(Task instructions): Pictures aside, write out every record exactly as it appears.

(Available data):

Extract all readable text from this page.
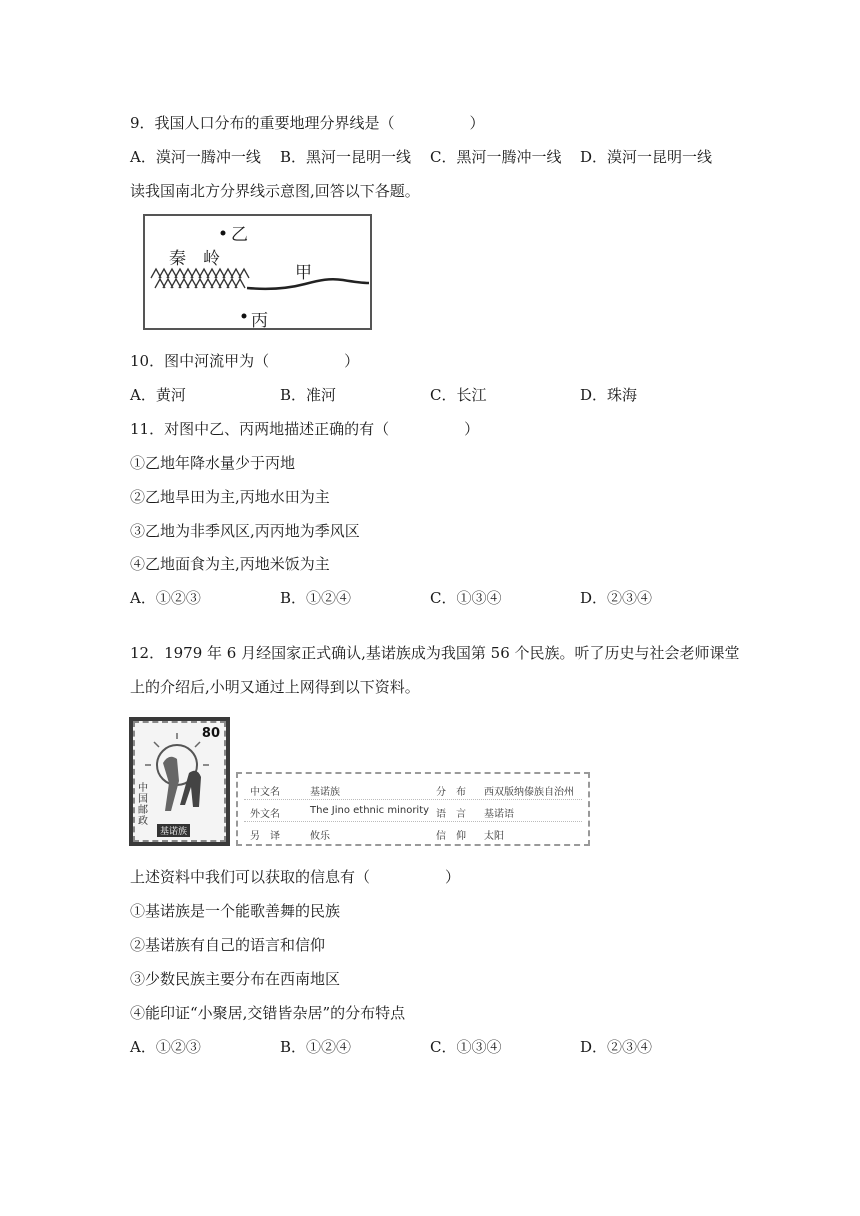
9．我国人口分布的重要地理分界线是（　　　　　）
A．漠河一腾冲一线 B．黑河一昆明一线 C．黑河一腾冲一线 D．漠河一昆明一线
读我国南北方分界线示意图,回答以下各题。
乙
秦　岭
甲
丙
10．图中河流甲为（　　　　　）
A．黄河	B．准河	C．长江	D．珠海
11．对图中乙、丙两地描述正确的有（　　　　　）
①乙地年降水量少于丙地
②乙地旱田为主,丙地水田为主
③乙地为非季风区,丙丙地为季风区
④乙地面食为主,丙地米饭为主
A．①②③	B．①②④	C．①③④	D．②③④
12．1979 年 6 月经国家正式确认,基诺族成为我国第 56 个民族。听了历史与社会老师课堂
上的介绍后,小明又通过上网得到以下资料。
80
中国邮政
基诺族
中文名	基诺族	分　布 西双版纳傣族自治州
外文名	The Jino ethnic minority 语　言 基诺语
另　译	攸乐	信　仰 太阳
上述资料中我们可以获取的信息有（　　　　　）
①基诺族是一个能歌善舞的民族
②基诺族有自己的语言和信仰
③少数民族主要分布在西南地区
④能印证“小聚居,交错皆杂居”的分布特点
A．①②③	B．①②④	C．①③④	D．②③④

(Answer for the task):
Extract all readable text from this page.
9．我国人口分布的重要地理分界线是（　　　　　）
A．漠河一腾冲一线 B．黑河一昆明一线 C．黑河一腾冲一线 D．漠河一昆明一线
读我国南北方分界线示意图,回答以下各题。
乙
秦　岭
甲
丙
10．图中河流甲为（　　　　　）
A．黄河	B．准河	C．长江	D．珠海
11．对图中乙、丙两地描述正确的有（　　　　　）
①乙地年降水量少于丙地
②乙地旱田为主,丙地水田为主
③乙地为非季风区,丙丙地为季风区
④乙地面食为主,丙地米饭为主
A．①②③	B．①②④	C．①③④	D．②③④
12．1979 年 6 月经国家正式确认,基诺族成为我国第 56 个民族。听了历史与社会老师课堂
上的介绍后,小明又通过上网得到以下资料。
80
中国邮政
基诺族
中文名	基诺族	分　布 西双版纳傣族自治州
外文名	The Jino ethnic minority 语　言 基诺语
另　译	攸乐	信　仰 太阳
上述资料中我们可以获取的信息有（　　　　　）
①基诺族是一个能歌善舞的民族
②基诺族有自己的语言和信仰
③少数民族主要分布在西南地区
④能印证“小聚居,交错皆杂居”的分布特点
A．①②③	B．①②④	C．①③④	D．②③④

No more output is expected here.